_Input rows:_
◇ ◇ ◇ ◇ ◇

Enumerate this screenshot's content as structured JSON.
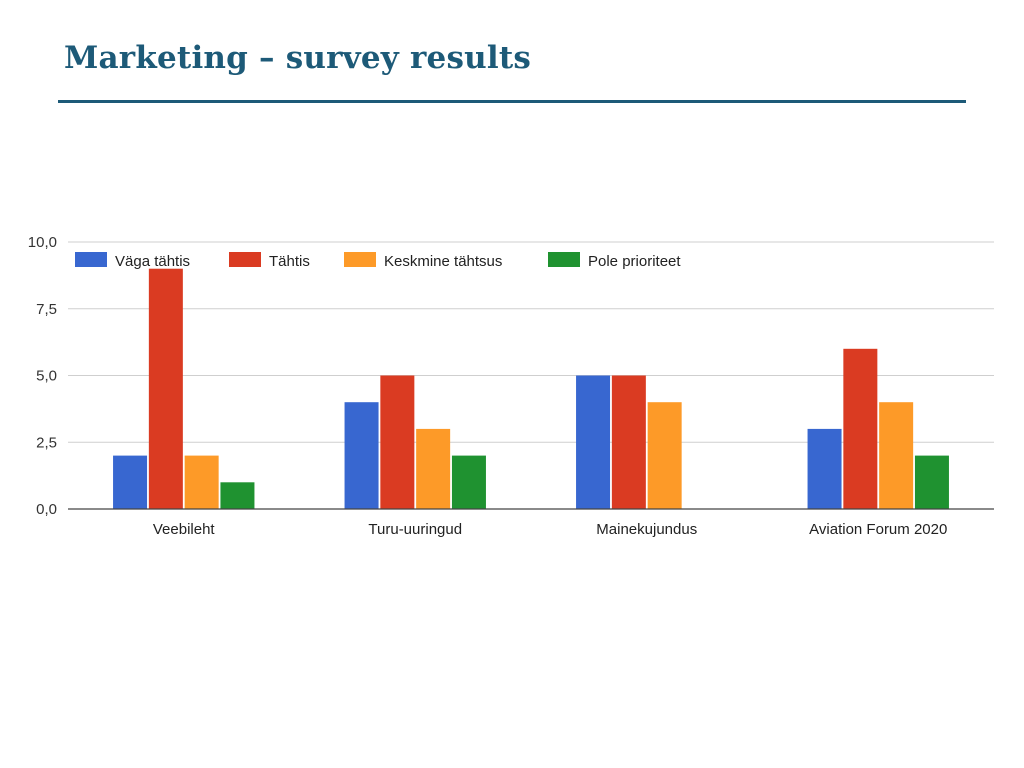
{
  "slide": {
    "title": "Marketing – survey results"
  },
  "chart_data": {
    "type": "bar",
    "categories": [
      "Veebileht",
      "Turu-uuringud",
      "Mainekujundus",
      "Aviation Forum 2020"
    ],
    "series": [
      {
        "name": "Väga tähtis",
        "color": "#3867d0",
        "values": [
          2,
          4,
          5,
          3
        ]
      },
      {
        "name": "Tähtis",
        "color": "#da3b22",
        "values": [
          9,
          5,
          5,
          6
        ]
      },
      {
        "name": "Keskmine tähtsus",
        "color": "#fd9a28",
        "values": [
          2,
          3,
          4,
          4
        ]
      },
      {
        "name": "Pole prioriteet",
        "color": "#1f9230",
        "values": [
          1,
          2,
          0,
          2
        ]
      }
    ],
    "ylim": [
      0,
      10
    ],
    "yticks": [
      0,
      2.5,
      5,
      7.5,
      10
    ],
    "ytick_labels": [
      "0,0",
      "2,5",
      "5,0",
      "7,5",
      "10,0"
    ],
    "grid": true,
    "legend": "top-left",
    "xlabel": "",
    "ylabel": ""
  }
}
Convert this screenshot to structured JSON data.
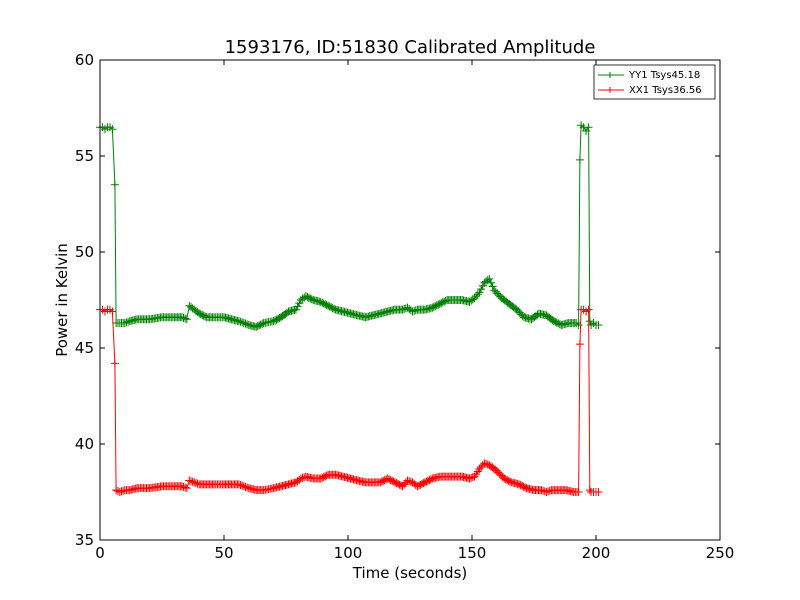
{
  "chart_data": {
    "type": "line",
    "title": "1593176, ID:51830 Calibrated Amplitude",
    "xlabel": "Time (seconds)",
    "ylabel": "Power in Kelvin",
    "xlim": [
      0,
      250
    ],
    "ylim": [
      35,
      60
    ],
    "xticks": [
      0,
      50,
      100,
      150,
      200,
      250
    ],
    "yticks": [
      35,
      40,
      45,
      50,
      55,
      60
    ],
    "grid": false,
    "legend_position": "top-right",
    "series": [
      {
        "name": "YY1 Tsys45.18",
        "color": "#008000",
        "marker": "+",
        "points": [
          [
            0,
            56.5
          ],
          [
            1,
            56.5
          ],
          [
            2,
            56.4
          ],
          [
            3,
            56.5
          ],
          [
            4,
            56.5
          ],
          [
            5,
            56.4
          ],
          [
            6,
            53.5
          ],
          [
            6.5,
            46.3
          ],
          [
            8,
            46.3
          ],
          [
            10,
            46.3
          ],
          [
            12,
            46.4
          ],
          [
            15,
            46.5
          ],
          [
            20,
            46.5
          ],
          [
            25,
            46.6
          ],
          [
            30,
            46.6
          ],
          [
            33,
            46.6
          ],
          [
            35,
            46.5
          ],
          [
            36,
            47.2
          ],
          [
            38,
            47.0
          ],
          [
            40,
            46.8
          ],
          [
            43,
            46.6
          ],
          [
            46,
            46.6
          ],
          [
            50,
            46.6
          ],
          [
            53,
            46.5
          ],
          [
            56,
            46.4
          ],
          [
            60,
            46.2
          ],
          [
            63,
            46.1
          ],
          [
            66,
            46.3
          ],
          [
            70,
            46.4
          ],
          [
            73,
            46.6
          ],
          [
            76,
            46.9
          ],
          [
            79,
            47.0
          ],
          [
            81,
            47.5
          ],
          [
            83,
            47.7
          ],
          [
            86,
            47.5
          ],
          [
            89,
            47.4
          ],
          [
            92,
            47.2
          ],
          [
            95,
            47.0
          ],
          [
            98,
            46.9
          ],
          [
            101,
            46.8
          ],
          [
            104,
            46.7
          ],
          [
            107,
            46.6
          ],
          [
            110,
            46.7
          ],
          [
            113,
            46.8
          ],
          [
            116,
            46.9
          ],
          [
            119,
            47.0
          ],
          [
            122,
            47.0
          ],
          [
            124,
            47.1
          ],
          [
            126,
            46.9
          ],
          [
            128,
            47.0
          ],
          [
            131,
            47.0
          ],
          [
            134,
            47.1
          ],
          [
            137,
            47.3
          ],
          [
            140,
            47.5
          ],
          [
            143,
            47.5
          ],
          [
            146,
            47.5
          ],
          [
            149,
            47.4
          ],
          [
            151,
            47.6
          ],
          [
            153,
            47.9
          ],
          [
            155,
            48.4
          ],
          [
            157,
            48.6
          ],
          [
            159,
            48.0
          ],
          [
            162,
            47.6
          ],
          [
            165,
            47.3
          ],
          [
            168,
            47.0
          ],
          [
            171,
            46.6
          ],
          [
            174,
            46.5
          ],
          [
            177,
            46.8
          ],
          [
            180,
            46.7
          ],
          [
            183,
            46.4
          ],
          [
            186,
            46.2
          ],
          [
            189,
            46.3
          ],
          [
            192,
            46.3
          ],
          [
            193,
            46.2
          ],
          [
            193.5,
            54.8
          ],
          [
            194,
            56.6
          ],
          [
            195,
            56.5
          ],
          [
            196,
            56.3
          ],
          [
            197,
            56.5
          ],
          [
            197.5,
            46.4
          ],
          [
            198,
            46.2
          ],
          [
            199,
            46.3
          ],
          [
            200,
            46.2
          ],
          [
            201,
            46.2
          ]
        ]
      },
      {
        "name": "XX1 Tsys36.56",
        "color": "#ff0000",
        "marker": "+",
        "points": [
          [
            0,
            47.0
          ],
          [
            1,
            47.0
          ],
          [
            2,
            46.9
          ],
          [
            3,
            47.0
          ],
          [
            4,
            47.0
          ],
          [
            5,
            46.9
          ],
          [
            6,
            44.2
          ],
          [
            6.5,
            37.6
          ],
          [
            8,
            37.5
          ],
          [
            10,
            37.6
          ],
          [
            12,
            37.6
          ],
          [
            15,
            37.7
          ],
          [
            20,
            37.7
          ],
          [
            25,
            37.8
          ],
          [
            30,
            37.8
          ],
          [
            33,
            37.8
          ],
          [
            35,
            37.7
          ],
          [
            36,
            38.1
          ],
          [
            38,
            38.0
          ],
          [
            40,
            37.9
          ],
          [
            43,
            37.9
          ],
          [
            46,
            37.9
          ],
          [
            50,
            37.9
          ],
          [
            53,
            37.9
          ],
          [
            56,
            37.9
          ],
          [
            60,
            37.7
          ],
          [
            63,
            37.6
          ],
          [
            66,
            37.6
          ],
          [
            70,
            37.7
          ],
          [
            73,
            37.8
          ],
          [
            76,
            37.9
          ],
          [
            79,
            38.0
          ],
          [
            81,
            38.2
          ],
          [
            83,
            38.3
          ],
          [
            86,
            38.2
          ],
          [
            89,
            38.2
          ],
          [
            92,
            38.4
          ],
          [
            95,
            38.4
          ],
          [
            98,
            38.3
          ],
          [
            101,
            38.2
          ],
          [
            104,
            38.1
          ],
          [
            107,
            38.0
          ],
          [
            110,
            38.0
          ],
          [
            113,
            38.0
          ],
          [
            116,
            38.2
          ],
          [
            119,
            38.0
          ],
          [
            122,
            37.8
          ],
          [
            124,
            38.1
          ],
          [
            126,
            38.0
          ],
          [
            128,
            37.8
          ],
          [
            131,
            38.0
          ],
          [
            134,
            38.2
          ],
          [
            137,
            38.3
          ],
          [
            140,
            38.3
          ],
          [
            143,
            38.3
          ],
          [
            146,
            38.3
          ],
          [
            149,
            38.2
          ],
          [
            151,
            38.3
          ],
          [
            153,
            38.7
          ],
          [
            155,
            39.0
          ],
          [
            157,
            38.9
          ],
          [
            160,
            38.6
          ],
          [
            163,
            38.2
          ],
          [
            166,
            38.0
          ],
          [
            169,
            37.9
          ],
          [
            172,
            37.7
          ],
          [
            175,
            37.6
          ],
          [
            178,
            37.6
          ],
          [
            180,
            37.5
          ],
          [
            182,
            37.6
          ],
          [
            185,
            37.6
          ],
          [
            188,
            37.6
          ],
          [
            191,
            37.5
          ],
          [
            193,
            37.5
          ],
          [
            193.5,
            45.2
          ],
          [
            194,
            47.0
          ],
          [
            195,
            47.0
          ],
          [
            196,
            46.9
          ],
          [
            197,
            47.0
          ],
          [
            197.5,
            37.6
          ],
          [
            198,
            37.5
          ],
          [
            199,
            37.5
          ],
          [
            200,
            37.5
          ],
          [
            201,
            37.5
          ]
        ]
      }
    ]
  }
}
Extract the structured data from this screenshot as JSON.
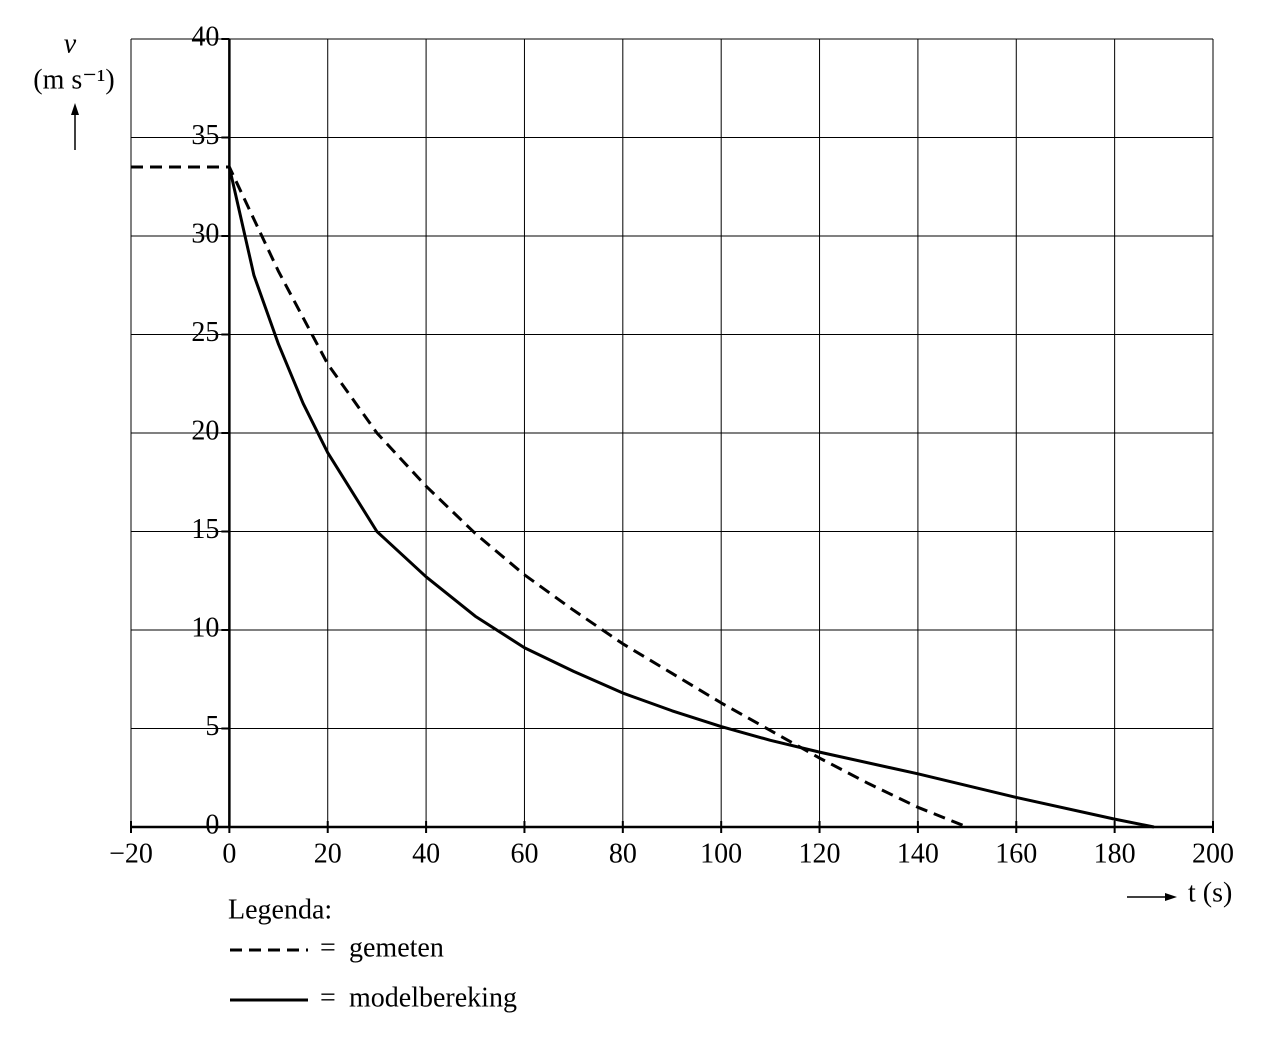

◇ ◇ ◇ ◇ ◇

_Written exercise:_
Show all lines from the listing above in which "name" appears.

_Full answer:_
        "name": "Väga tähtis",
        "name": "Tähtis",
        "name": "Keskmine tähtsus",
        "name": "Pole prioriteet",
        "name": "YY1 Tsys45.18",
        "name": "XX1 Tsys36.56",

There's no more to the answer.